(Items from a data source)
━━━

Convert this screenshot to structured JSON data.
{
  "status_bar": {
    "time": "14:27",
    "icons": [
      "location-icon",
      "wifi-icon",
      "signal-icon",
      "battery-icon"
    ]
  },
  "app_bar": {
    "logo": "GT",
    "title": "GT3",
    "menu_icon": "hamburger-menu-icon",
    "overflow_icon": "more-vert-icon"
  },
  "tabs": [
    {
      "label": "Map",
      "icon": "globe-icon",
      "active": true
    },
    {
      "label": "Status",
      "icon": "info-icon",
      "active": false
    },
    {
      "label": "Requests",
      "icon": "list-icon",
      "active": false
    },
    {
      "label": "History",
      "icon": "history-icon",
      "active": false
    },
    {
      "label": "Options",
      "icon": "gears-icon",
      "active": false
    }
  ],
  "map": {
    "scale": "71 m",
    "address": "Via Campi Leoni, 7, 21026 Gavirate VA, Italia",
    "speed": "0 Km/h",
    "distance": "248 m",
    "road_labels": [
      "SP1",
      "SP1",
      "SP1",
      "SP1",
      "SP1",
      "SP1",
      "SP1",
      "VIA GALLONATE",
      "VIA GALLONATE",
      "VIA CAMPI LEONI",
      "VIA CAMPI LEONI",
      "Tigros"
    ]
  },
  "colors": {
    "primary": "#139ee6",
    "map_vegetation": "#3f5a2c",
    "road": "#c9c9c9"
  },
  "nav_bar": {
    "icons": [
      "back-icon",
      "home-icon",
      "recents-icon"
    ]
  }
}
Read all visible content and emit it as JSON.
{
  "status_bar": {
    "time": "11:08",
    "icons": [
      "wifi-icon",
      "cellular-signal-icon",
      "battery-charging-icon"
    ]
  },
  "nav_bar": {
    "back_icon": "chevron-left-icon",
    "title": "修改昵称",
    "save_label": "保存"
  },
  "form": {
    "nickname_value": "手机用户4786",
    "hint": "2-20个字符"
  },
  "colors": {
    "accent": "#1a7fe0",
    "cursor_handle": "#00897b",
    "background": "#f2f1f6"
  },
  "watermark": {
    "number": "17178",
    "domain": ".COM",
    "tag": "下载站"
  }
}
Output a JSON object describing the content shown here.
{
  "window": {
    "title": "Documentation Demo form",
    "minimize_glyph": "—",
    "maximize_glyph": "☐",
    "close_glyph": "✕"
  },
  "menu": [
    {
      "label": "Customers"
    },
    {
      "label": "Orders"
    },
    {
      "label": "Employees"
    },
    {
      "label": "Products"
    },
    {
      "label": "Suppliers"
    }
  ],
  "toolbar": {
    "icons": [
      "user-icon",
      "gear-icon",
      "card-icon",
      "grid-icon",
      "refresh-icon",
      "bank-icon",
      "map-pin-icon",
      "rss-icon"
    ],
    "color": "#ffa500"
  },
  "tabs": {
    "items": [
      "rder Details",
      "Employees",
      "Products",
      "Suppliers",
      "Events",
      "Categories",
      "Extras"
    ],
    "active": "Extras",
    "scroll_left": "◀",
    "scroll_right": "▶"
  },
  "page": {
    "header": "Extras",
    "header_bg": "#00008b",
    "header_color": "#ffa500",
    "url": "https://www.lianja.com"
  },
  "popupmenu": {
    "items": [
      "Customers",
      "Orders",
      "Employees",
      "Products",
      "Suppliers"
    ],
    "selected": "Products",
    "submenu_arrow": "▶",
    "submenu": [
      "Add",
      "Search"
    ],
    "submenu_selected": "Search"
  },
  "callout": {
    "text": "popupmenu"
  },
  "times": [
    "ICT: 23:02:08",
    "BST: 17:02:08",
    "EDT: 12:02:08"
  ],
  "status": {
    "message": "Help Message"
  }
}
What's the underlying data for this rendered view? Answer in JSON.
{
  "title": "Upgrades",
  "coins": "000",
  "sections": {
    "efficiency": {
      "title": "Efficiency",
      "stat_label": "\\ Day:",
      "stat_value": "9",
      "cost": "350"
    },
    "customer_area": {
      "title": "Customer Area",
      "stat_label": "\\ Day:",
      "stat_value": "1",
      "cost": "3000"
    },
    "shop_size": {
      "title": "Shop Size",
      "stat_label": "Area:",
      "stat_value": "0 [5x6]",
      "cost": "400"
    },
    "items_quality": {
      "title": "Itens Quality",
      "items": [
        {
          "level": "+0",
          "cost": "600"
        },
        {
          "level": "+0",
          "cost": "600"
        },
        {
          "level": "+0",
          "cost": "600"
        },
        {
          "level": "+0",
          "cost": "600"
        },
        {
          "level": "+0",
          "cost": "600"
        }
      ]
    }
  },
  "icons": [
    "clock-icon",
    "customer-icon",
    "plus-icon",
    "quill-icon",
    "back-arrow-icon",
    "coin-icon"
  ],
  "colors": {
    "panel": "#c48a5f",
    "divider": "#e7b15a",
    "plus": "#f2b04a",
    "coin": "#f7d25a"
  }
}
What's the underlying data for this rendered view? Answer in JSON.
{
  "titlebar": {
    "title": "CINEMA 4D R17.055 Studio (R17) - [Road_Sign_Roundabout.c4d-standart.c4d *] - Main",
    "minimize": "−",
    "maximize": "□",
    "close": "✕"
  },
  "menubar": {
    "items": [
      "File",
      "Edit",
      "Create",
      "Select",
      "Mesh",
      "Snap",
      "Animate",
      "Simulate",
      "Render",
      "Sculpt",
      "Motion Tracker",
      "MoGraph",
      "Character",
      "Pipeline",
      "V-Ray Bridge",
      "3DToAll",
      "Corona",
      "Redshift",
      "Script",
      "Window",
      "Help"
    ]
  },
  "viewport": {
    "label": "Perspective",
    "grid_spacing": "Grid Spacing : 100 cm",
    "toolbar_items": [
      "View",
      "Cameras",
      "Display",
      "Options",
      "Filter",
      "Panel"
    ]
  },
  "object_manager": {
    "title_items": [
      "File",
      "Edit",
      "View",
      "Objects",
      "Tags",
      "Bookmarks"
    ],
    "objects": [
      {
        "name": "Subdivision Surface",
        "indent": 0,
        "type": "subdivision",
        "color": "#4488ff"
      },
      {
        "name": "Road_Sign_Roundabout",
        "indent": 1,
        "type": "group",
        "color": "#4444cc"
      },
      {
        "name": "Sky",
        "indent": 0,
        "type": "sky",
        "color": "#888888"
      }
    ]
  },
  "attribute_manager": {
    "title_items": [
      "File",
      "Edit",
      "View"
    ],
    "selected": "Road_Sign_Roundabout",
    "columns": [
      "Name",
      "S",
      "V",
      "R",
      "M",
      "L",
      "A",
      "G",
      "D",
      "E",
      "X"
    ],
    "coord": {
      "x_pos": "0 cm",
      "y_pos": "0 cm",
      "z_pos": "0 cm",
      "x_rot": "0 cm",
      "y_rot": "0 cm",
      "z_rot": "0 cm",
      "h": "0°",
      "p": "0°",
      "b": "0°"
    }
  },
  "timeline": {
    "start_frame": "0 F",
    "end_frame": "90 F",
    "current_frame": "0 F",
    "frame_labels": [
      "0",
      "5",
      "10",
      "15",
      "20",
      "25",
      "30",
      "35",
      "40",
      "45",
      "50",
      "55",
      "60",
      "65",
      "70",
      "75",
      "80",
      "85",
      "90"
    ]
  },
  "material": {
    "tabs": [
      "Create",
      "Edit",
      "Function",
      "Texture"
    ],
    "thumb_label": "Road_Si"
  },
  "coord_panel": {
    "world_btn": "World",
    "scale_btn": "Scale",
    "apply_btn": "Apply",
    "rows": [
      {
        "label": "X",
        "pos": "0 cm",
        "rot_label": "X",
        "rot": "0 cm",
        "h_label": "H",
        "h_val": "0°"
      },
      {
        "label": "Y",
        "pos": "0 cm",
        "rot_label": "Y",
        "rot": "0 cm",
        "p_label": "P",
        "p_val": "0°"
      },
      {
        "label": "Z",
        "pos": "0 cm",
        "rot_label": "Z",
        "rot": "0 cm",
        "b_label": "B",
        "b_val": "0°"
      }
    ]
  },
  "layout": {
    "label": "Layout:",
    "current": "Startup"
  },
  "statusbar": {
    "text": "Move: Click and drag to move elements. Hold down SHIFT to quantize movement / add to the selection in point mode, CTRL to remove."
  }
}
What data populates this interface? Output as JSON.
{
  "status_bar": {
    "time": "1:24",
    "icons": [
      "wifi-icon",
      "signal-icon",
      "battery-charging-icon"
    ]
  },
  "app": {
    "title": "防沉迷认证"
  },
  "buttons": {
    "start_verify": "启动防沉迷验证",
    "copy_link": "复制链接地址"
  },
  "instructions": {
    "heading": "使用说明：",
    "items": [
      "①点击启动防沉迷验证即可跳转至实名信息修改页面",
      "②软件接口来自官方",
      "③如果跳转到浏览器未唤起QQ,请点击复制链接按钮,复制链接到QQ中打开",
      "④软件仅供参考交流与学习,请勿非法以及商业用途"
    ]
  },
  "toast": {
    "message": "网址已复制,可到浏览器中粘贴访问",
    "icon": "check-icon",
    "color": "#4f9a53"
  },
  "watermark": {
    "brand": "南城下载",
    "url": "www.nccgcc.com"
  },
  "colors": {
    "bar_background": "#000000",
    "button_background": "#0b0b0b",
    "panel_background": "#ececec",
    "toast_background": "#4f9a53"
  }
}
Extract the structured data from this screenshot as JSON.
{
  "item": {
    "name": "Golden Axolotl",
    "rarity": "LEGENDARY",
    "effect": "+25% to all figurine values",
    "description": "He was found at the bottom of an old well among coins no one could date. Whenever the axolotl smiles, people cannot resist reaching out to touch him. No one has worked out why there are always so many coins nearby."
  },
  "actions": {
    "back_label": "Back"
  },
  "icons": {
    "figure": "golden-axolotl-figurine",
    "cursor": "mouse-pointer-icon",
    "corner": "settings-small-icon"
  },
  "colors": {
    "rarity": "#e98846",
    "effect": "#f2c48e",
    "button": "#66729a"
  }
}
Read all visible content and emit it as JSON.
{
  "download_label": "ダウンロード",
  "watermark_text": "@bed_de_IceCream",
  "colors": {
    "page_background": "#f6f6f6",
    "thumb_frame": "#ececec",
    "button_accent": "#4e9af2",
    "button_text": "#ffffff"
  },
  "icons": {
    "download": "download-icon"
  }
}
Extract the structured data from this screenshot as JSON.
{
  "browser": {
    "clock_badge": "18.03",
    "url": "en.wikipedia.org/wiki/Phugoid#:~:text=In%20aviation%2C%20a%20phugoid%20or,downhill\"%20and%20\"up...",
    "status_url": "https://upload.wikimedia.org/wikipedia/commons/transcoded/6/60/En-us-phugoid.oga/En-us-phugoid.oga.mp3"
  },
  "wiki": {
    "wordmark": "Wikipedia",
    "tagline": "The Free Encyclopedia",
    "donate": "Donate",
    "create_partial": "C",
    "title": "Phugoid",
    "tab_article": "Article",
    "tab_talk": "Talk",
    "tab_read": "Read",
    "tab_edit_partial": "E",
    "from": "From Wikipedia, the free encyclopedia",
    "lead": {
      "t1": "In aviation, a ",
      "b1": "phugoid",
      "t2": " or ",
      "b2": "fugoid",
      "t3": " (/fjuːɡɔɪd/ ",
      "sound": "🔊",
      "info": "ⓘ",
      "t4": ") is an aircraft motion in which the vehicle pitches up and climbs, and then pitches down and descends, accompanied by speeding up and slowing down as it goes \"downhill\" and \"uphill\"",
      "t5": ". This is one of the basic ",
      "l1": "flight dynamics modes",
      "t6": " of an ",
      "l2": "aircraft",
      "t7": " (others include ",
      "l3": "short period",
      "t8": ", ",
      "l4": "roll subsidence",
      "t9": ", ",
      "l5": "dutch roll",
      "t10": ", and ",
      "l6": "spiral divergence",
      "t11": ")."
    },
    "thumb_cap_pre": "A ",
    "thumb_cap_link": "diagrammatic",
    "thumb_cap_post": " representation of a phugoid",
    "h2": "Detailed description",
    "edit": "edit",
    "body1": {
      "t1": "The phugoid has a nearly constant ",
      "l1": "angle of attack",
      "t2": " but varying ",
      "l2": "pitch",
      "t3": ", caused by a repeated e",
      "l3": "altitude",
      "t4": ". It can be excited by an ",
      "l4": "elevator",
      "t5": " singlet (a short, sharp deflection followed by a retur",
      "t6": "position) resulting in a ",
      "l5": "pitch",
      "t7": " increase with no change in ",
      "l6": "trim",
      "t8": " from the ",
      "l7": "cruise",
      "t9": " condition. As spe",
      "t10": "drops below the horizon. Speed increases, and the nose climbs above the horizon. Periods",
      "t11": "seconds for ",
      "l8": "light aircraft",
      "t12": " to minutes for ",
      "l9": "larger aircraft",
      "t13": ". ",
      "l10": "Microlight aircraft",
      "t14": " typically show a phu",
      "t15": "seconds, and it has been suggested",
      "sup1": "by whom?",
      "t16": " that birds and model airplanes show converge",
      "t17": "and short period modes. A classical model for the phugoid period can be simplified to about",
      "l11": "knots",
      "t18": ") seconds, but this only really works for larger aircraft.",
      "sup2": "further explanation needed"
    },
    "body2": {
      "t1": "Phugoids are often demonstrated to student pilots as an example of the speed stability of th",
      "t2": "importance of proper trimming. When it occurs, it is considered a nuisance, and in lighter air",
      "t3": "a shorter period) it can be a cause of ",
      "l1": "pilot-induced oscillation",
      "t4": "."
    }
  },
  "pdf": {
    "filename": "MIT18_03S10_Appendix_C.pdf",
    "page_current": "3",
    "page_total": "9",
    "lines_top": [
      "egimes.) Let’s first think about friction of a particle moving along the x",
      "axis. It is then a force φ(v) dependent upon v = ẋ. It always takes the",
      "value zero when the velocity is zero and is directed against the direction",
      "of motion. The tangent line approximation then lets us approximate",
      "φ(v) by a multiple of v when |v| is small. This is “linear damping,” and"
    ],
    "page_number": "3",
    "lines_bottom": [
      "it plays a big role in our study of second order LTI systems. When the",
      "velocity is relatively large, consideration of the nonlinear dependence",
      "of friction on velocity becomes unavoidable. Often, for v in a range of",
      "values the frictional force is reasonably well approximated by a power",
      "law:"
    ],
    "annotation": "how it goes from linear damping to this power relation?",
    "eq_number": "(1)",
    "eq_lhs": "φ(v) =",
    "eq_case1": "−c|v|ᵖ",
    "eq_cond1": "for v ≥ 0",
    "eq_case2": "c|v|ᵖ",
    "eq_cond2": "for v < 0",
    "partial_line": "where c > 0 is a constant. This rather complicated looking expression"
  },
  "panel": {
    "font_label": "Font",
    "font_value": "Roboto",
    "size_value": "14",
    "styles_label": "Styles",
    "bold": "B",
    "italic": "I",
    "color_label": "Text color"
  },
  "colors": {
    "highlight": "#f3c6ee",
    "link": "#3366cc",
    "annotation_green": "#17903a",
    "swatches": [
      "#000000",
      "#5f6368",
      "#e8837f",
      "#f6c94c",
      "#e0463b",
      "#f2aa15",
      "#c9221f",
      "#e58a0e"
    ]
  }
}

━━━

▶ _Your task_
Give every line of the material that includes the string "effect".

▶ _Result below_
    "effect": "+25% to all figurine values",
    "effect": "#f2c48e",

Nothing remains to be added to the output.